## Task directions
List each line in which the string "Goods" appears.

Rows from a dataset

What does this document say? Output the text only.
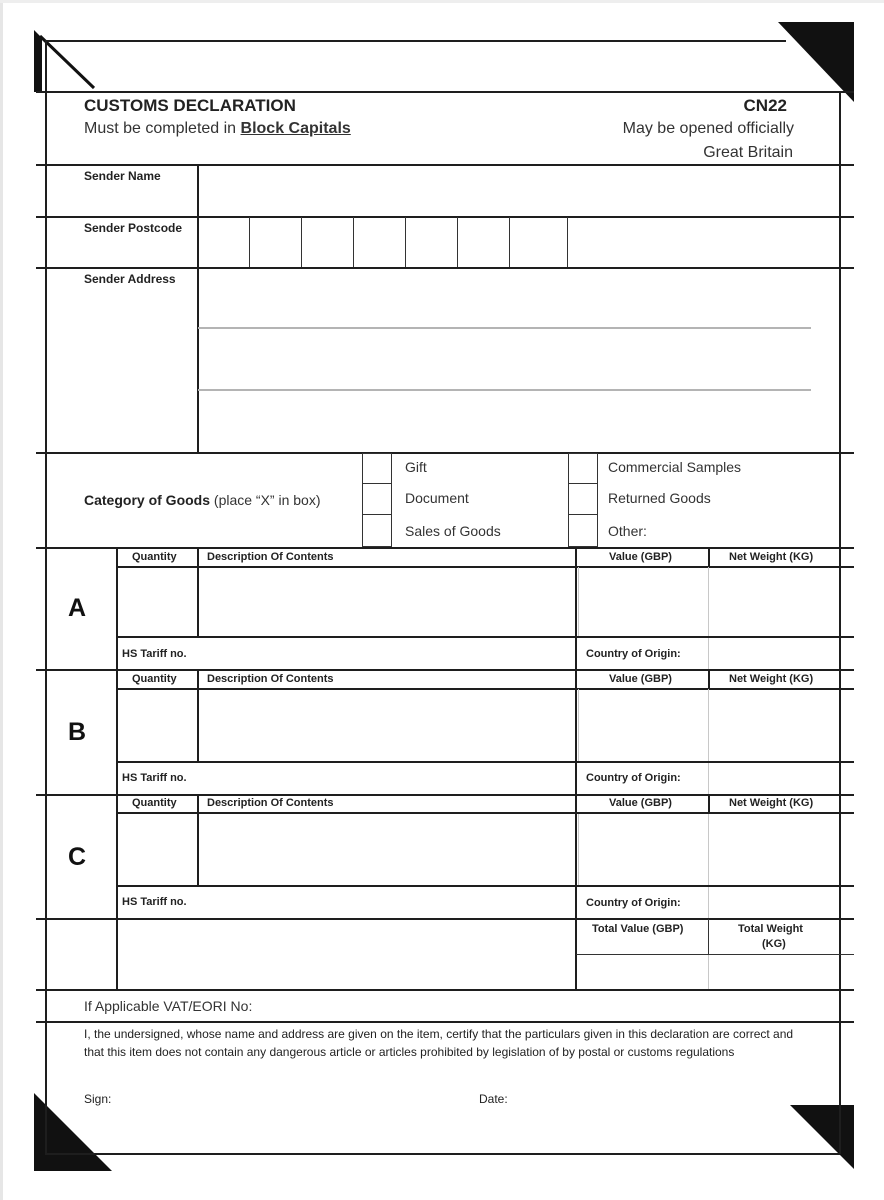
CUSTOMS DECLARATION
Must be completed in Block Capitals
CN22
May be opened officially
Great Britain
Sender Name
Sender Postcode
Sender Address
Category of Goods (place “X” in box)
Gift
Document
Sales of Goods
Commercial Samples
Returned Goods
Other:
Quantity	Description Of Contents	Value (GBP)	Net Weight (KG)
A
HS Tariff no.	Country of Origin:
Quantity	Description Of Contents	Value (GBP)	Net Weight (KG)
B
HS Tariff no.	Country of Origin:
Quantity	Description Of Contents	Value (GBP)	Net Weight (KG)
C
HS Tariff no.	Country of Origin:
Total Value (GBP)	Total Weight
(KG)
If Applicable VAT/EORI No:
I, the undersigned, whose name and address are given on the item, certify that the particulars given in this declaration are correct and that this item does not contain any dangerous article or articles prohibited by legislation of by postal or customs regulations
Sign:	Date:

--

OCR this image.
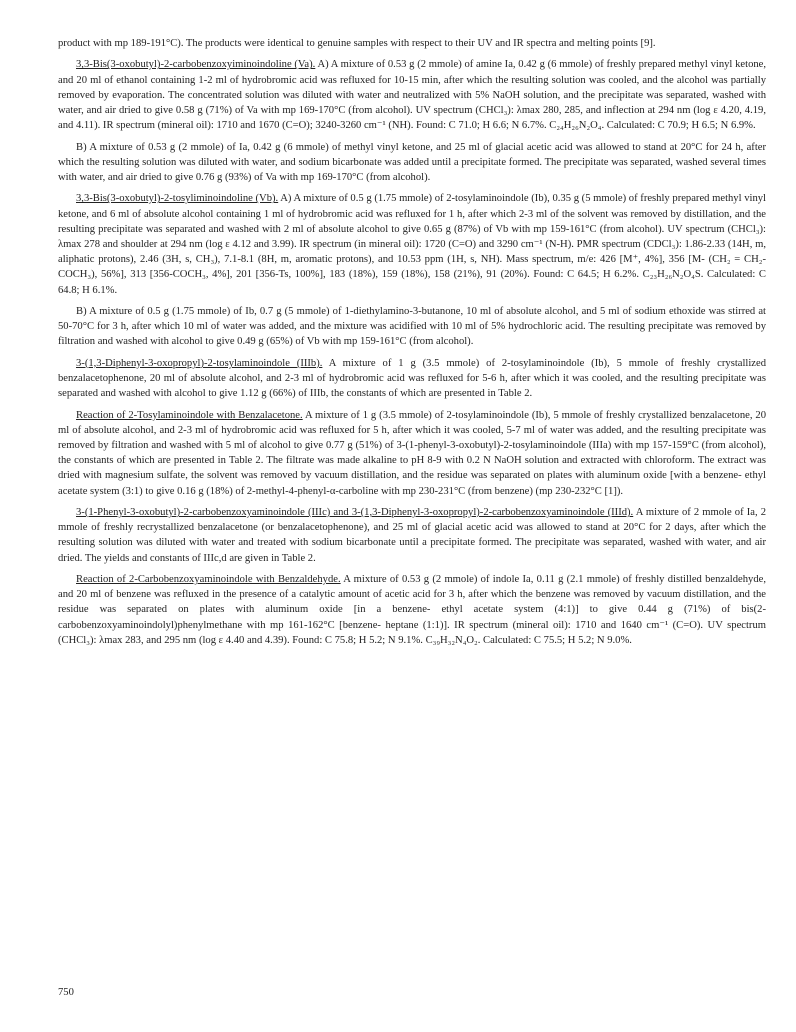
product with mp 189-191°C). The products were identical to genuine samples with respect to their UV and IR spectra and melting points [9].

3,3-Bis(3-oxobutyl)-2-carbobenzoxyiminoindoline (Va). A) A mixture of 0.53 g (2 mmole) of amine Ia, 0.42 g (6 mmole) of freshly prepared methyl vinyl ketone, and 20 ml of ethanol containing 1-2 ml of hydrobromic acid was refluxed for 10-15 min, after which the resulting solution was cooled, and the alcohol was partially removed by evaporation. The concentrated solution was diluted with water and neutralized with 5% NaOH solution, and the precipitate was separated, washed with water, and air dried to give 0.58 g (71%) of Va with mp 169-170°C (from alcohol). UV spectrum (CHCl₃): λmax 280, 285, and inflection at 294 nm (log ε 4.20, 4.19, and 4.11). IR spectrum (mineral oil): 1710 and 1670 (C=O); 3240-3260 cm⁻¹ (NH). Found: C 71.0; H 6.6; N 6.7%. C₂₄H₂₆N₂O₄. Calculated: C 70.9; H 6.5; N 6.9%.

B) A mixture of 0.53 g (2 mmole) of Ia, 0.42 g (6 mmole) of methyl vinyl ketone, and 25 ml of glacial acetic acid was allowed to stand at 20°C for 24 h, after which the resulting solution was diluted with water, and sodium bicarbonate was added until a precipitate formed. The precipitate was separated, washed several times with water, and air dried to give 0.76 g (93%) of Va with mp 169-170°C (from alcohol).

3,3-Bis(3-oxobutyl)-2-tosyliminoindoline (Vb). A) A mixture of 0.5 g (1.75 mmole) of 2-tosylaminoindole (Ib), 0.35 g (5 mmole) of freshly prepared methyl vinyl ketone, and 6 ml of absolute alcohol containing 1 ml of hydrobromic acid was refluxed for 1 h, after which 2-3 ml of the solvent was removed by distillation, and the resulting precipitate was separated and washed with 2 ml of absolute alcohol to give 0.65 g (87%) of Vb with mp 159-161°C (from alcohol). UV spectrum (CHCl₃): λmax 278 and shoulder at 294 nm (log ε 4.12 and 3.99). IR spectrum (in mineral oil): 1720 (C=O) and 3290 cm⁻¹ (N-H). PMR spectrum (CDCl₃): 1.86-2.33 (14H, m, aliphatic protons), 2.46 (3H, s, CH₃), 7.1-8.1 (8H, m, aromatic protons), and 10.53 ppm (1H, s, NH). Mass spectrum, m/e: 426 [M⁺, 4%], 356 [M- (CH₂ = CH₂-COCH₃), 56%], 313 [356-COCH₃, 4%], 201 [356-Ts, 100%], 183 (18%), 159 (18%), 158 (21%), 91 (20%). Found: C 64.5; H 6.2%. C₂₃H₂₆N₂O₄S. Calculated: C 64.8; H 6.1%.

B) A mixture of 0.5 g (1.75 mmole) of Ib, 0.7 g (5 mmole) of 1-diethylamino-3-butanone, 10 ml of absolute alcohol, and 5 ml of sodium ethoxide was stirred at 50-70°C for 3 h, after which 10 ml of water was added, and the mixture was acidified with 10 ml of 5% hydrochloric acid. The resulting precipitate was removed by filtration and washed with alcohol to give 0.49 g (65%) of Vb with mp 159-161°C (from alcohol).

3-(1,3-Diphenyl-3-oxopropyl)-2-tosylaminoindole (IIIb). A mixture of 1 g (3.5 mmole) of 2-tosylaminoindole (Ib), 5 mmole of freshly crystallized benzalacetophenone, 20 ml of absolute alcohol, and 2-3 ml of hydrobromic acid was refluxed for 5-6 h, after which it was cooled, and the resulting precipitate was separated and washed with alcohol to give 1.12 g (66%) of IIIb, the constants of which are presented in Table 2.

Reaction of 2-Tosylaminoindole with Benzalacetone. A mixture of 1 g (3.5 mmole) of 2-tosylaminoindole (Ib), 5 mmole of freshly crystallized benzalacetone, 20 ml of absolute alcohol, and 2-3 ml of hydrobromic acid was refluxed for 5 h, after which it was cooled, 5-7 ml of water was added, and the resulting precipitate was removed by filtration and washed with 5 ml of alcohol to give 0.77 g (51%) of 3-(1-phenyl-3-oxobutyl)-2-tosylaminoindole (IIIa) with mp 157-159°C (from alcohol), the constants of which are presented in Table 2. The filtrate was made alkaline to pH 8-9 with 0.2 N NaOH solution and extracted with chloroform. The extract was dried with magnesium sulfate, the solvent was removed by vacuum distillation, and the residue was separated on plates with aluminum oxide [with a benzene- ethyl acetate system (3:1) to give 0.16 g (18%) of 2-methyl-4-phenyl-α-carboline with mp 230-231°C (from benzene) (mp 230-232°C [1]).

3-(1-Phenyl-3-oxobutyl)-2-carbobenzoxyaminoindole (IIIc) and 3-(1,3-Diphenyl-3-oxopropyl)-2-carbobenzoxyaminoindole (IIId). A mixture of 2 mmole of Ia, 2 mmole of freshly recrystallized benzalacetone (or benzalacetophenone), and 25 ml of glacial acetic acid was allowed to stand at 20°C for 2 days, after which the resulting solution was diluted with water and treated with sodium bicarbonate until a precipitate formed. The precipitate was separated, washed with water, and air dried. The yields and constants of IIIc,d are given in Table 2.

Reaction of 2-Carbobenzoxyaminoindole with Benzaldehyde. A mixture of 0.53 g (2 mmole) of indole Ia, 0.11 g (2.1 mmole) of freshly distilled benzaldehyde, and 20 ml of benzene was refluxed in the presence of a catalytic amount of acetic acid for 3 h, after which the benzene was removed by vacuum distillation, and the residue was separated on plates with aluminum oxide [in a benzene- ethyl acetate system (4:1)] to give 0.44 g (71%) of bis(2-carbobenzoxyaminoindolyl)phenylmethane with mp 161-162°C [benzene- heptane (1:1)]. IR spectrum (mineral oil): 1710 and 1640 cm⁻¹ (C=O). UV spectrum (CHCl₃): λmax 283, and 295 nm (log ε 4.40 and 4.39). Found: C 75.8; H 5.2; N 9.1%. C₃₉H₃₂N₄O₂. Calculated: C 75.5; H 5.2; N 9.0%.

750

---

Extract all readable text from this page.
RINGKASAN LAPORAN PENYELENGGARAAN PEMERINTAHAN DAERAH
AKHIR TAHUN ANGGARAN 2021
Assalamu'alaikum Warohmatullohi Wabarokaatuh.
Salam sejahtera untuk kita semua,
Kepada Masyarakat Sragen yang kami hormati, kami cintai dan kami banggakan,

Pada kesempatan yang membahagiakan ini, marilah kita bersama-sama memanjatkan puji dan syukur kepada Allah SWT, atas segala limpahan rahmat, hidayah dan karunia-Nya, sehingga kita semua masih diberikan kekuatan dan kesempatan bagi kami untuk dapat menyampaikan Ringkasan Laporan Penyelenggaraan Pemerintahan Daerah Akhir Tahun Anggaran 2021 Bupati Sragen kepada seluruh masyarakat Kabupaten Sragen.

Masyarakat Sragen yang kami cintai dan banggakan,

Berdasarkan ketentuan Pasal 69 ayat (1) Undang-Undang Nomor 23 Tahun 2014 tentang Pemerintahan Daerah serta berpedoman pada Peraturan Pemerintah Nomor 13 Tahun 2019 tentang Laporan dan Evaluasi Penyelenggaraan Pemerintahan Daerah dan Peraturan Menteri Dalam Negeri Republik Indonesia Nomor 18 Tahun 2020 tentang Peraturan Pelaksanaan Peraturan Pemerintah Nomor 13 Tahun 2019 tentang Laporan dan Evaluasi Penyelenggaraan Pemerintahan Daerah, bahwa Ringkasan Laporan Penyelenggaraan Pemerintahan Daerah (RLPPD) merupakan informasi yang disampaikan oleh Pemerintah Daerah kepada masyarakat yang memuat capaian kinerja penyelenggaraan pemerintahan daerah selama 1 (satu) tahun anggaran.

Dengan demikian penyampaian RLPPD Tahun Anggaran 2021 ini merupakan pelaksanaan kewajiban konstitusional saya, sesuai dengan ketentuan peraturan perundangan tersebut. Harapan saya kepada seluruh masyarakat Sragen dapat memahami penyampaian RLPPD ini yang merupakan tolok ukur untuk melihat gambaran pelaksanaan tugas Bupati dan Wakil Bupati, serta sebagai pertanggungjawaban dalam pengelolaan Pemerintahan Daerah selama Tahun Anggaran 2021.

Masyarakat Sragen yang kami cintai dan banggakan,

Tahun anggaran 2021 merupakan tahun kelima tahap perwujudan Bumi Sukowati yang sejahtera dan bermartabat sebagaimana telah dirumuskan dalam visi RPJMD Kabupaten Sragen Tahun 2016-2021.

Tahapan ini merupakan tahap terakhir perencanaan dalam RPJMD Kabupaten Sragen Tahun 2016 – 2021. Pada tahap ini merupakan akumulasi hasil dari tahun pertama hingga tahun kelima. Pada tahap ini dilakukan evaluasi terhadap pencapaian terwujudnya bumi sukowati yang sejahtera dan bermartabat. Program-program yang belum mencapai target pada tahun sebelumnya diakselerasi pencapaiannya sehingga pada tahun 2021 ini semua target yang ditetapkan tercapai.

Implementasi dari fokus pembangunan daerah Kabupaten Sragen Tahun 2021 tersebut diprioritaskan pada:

## Response for this exercise
Category of Goods (place “X” in box)
Sales of Goods
Returned Goods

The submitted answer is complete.